[GIVEN REQUEST] Here are some records. Copy each one exactly.

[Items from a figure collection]
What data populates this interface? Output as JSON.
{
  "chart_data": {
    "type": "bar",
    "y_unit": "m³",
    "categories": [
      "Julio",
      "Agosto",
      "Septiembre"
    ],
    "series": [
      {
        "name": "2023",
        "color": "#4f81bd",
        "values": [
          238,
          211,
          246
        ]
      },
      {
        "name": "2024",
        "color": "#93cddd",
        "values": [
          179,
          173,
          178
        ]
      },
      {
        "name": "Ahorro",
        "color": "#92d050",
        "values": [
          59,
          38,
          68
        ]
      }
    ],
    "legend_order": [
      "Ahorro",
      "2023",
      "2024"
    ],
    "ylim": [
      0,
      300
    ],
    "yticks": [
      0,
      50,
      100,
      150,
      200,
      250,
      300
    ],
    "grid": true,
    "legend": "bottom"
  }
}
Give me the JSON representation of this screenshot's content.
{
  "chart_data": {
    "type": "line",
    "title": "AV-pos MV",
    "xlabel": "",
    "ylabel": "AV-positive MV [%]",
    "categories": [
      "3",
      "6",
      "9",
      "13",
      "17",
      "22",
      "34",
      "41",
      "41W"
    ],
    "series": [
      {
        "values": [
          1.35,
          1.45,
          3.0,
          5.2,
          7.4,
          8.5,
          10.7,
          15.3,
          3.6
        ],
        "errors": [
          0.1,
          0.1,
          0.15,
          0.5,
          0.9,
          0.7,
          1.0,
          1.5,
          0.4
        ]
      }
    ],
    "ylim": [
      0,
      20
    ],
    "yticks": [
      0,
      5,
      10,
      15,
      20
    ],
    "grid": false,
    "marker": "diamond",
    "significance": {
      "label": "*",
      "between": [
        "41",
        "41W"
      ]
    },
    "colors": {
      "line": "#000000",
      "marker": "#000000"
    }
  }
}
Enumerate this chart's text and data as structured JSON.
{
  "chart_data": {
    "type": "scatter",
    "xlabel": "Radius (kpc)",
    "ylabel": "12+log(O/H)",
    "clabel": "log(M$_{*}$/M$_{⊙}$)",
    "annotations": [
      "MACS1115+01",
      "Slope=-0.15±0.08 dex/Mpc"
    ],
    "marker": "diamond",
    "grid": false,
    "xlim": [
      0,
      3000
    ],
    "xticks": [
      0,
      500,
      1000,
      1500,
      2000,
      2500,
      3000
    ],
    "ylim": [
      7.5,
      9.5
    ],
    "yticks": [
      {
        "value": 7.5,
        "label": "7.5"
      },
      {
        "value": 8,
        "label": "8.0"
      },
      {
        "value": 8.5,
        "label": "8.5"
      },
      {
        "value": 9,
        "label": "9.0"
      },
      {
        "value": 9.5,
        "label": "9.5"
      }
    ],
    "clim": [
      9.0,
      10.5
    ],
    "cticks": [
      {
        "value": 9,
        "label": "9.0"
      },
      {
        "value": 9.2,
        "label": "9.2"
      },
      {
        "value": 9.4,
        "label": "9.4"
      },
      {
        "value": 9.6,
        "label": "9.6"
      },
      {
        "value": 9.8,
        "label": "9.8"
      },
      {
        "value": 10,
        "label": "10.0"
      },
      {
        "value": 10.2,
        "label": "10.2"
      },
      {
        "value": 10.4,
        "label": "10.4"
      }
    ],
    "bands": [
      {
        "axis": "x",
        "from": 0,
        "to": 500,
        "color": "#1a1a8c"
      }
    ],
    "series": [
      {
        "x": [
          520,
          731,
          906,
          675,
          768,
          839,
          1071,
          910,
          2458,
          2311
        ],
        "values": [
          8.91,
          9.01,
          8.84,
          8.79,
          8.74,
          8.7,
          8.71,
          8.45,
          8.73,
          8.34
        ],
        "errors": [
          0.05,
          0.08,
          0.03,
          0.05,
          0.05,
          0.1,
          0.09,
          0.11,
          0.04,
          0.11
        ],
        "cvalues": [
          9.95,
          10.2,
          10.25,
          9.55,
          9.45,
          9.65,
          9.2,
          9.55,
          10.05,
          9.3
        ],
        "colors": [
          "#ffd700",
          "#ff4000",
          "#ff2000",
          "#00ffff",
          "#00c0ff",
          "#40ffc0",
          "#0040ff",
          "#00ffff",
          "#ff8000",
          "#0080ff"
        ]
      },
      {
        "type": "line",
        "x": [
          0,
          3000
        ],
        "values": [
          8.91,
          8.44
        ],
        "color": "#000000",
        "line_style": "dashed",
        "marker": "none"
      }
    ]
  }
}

[WORKED SOLUTION]
What data populates this interface? Output as JSON.
{
  "chart_data": {
    "type": "bar",
    "y_unit": "m³",
    "categories": [
      "Julio",
      "Agosto",
      "Septiembre"
    ],
    "series": [
      {
        "name": "2023",
        "color": "#4f81bd",
        "values": [
          238,
          211,
          246
        ]
      },
      {
        "name": "2024",
        "color": "#93cddd",
        "values": [
          179,
          173,
          178
        ]
      },
      {
        "name": "Ahorro",
        "color": "#92d050",
        "values": [
          59,
          38,
          68
        ]
      }
    ],
    "legend_order": [
      "Ahorro",
      "2023",
      "2024"
    ],
    "ylim": [
      0,
      300
    ],
    "yticks": [
      0,
      50,
      100,
      150,
      200,
      250,
      300
    ],
    "grid": true,
    "legend": "bottom"
  }
}
Give me the JSON representation of this screenshot's content.
{
  "chart_data": {
    "type": "line",
    "title": "AV-pos MV",
    "xlabel": "",
    "ylabel": "AV-positive MV [%]",
    "categories": [
      "3",
      "6",
      "9",
      "13",
      "17",
      "22",
      "34",
      "41",
      "41W"
    ],
    "series": [
      {
        "values": [
          1.35,
          1.45,
          3.0,
          5.2,
          7.4,
          8.5,
          10.7,
          15.3,
          3.6
        ],
        "errors": [
          0.1,
          0.1,
          0.15,
          0.5,
          0.9,
          0.7,
          1.0,
          1.5,
          0.4
        ]
      }
    ],
    "ylim": [
      0,
      20
    ],
    "yticks": [
      0,
      5,
      10,
      15,
      20
    ],
    "grid": false,
    "marker": "diamond",
    "significance": {
      "label": "*",
      "between": [
        "41",
        "41W"
      ]
    },
    "colors": {
      "line": "#000000",
      "marker": "#000000"
    }
  }
}
Enumerate this chart's text and data as structured JSON.
{
  "chart_data": {
    "type": "scatter",
    "xlabel": "Radius (kpc)",
    "ylabel": "12+log(O/H)",
    "clabel": "log(M$_{*}$/M$_{⊙}$)",
    "annotations": [
      "MACS1115+01",
      "Slope=-0.15±0.08 dex/Mpc"
    ],
    "marker": "diamond",
    "grid": false,
    "xlim": [
      0,
      3000
    ],
    "xticks": [
      0,
      500,
      1000,
      1500,
      2000,
      2500,
      3000
    ],
    "ylim": [
      7.5,
      9.5
    ],
    "yticks": [
      {
        "value": 7.5,
        "label": "7.5"
      },
      {
        "value": 8,
        "label": "8.0"
      },
      {
        "value": 8.5,
        "label": "8.5"
      },
      {
        "value": 9,
        "label": "9.0"
      },
      {
        "value": 9.5,
        "label": "9.5"
      }
    ],
    "clim": [
      9.0,
      10.5
    ],
    "cticks": [
      {
        "value": 9,
        "label": "9.0"
      },
      {
        "value": 9.2,
        "label": "9.2"
      },
      {
        "value": 9.4,
        "label": "9.4"
      },
      {
        "value": 9.6,
        "label": "9.6"
      },
      {
        "value": 9.8,
        "label": "9.8"
      },
      {
        "value": 10,
        "label": "10.0"
      },
      {
        "value": 10.2,
        "label": "10.2"
      },
      {
        "value": 10.4,
        "label": "10.4"
      }
    ],
    "bands": [
      {
        "axis": "x",
        "from": 0,
        "to": 500,
        "color": "#1a1a8c"
      }
    ],
    "series": [
      {
        "x": [
          520,
          731,
          906,
          675,
          768,
          839,
          1071,
          910,
          2458,
          2311
        ],
        "values": [
          8.91,
          9.01,
          8.84,
          8.79,
          8.74,
          8.7,
          8.71,
          8.45,
          8.73,
          8.34
        ],
        "errors": [
          0.05,
          0.08,
          0.03,
          0.05,
          0.05,
          0.1,
          0.09,
          0.11,
          0.04,
          0.11
        ],
        "cvalues": [
          9.95,
          10.2,
          10.25,
          9.55,
          9.45,
          9.65,
          9.2,
          9.55,
          10.05,
          9.3
        ],
        "colors": [
          "#ffd700",
          "#ff4000",
          "#ff2000",
          "#00ffff",
          "#00c0ff",
          "#40ffc0",
          "#0040ff",
          "#00ffff",
          "#ff8000",
          "#0080ff"
        ]
      },
      {
        "type": "line",
        "x": [
          0,
          3000
        ],
        "values": [
          8.91,
          8.44
        ],
        "color": "#000000",
        "line_style": "dashed",
        "marker": "none"
      }
    ]
  }
}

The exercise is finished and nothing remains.